### Aim
Go through the entries below and count the lines holding the word "type". Reply with only the number, please.

===== Entries

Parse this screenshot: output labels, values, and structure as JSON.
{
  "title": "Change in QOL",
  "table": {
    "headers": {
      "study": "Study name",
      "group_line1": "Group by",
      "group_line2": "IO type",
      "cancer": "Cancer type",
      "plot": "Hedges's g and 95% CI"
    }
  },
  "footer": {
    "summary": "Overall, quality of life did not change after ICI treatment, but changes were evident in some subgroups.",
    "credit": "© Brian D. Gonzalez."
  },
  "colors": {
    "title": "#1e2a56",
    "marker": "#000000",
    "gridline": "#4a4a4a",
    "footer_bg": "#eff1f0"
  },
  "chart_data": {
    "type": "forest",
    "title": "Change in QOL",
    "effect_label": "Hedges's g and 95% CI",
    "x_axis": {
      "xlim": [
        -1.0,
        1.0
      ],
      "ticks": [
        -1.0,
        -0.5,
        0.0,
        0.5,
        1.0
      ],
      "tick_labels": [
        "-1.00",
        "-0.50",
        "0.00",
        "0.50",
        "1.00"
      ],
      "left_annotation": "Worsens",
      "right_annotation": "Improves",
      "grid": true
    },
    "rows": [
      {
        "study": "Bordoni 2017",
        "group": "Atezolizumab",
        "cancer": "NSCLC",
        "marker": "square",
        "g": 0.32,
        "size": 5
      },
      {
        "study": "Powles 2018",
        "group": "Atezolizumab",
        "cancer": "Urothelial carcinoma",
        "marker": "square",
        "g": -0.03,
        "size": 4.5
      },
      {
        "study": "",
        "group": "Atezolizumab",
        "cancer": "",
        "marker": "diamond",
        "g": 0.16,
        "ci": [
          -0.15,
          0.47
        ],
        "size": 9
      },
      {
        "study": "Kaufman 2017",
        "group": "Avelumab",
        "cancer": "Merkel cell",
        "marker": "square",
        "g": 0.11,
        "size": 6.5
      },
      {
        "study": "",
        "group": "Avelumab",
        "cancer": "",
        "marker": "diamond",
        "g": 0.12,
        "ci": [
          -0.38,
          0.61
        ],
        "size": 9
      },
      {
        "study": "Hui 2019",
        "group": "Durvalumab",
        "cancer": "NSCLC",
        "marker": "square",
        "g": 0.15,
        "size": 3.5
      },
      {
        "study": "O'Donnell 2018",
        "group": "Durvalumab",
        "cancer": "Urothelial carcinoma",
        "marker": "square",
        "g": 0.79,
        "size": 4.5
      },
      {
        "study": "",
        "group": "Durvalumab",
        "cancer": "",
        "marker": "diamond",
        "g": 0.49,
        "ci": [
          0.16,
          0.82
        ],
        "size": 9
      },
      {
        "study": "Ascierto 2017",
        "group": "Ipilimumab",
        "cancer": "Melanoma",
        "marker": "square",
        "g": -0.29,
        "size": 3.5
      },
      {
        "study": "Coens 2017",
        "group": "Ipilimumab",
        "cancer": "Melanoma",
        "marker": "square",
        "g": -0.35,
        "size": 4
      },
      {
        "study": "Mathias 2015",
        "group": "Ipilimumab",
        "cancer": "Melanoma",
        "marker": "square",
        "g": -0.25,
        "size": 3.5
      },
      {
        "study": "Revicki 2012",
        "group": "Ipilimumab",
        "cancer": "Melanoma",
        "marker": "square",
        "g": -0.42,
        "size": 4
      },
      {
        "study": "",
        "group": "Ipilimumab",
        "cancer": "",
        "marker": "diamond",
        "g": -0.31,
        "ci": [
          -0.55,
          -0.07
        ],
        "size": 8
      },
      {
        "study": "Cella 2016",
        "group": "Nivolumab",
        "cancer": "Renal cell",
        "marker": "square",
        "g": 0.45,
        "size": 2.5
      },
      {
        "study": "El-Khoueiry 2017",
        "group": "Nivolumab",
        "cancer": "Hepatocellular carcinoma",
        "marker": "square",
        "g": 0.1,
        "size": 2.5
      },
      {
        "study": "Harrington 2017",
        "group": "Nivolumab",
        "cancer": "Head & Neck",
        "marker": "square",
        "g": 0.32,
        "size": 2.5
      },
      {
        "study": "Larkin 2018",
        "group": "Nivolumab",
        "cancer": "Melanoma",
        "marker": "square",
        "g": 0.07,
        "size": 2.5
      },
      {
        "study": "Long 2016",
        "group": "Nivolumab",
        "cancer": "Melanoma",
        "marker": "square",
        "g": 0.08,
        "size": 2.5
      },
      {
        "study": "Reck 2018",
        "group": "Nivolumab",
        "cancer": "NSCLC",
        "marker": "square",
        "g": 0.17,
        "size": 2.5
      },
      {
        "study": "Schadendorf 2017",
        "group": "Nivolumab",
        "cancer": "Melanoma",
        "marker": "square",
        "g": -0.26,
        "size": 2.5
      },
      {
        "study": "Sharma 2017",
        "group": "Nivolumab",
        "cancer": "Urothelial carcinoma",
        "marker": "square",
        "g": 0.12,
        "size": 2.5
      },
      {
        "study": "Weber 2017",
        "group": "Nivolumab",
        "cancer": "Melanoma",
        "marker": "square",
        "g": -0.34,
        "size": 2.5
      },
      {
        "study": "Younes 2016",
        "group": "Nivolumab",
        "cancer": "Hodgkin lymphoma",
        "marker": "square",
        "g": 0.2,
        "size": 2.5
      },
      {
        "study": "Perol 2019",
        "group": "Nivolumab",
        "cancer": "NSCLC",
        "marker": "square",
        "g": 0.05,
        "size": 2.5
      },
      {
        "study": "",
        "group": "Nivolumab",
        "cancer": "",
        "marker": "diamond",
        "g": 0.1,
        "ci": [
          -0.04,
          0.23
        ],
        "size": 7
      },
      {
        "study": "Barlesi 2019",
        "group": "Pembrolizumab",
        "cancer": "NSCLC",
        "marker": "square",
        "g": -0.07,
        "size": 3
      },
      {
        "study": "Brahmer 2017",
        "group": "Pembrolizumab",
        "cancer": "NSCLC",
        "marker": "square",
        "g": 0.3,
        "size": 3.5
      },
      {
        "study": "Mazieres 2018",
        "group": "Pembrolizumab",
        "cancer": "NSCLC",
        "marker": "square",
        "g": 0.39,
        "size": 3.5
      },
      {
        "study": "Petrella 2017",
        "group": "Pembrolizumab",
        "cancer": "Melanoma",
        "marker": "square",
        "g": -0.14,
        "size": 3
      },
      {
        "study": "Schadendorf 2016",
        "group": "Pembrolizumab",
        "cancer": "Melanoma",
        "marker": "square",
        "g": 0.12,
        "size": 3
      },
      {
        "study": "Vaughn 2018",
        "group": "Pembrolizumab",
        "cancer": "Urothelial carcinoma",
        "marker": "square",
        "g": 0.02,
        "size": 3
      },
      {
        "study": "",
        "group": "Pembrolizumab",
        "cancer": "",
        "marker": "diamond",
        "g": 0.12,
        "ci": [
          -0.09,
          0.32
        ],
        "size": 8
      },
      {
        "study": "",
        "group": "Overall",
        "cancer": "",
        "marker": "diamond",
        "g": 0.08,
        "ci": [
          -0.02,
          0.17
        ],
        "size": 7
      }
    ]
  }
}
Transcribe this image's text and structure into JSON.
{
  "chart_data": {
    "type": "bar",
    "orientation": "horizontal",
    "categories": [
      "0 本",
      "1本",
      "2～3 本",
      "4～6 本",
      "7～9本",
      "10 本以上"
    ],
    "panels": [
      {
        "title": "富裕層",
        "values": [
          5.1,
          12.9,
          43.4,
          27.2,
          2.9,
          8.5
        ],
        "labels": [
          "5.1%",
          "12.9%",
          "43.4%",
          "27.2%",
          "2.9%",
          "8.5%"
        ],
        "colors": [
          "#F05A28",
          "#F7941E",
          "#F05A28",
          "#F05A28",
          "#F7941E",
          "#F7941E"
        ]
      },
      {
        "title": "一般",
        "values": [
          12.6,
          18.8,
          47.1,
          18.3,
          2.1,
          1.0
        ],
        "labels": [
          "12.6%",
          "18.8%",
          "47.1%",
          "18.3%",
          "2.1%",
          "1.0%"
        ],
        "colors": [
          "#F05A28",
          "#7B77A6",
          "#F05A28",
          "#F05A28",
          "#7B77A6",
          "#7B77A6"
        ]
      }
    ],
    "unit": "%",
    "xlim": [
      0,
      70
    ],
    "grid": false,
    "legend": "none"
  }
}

==========

### Output of the task
4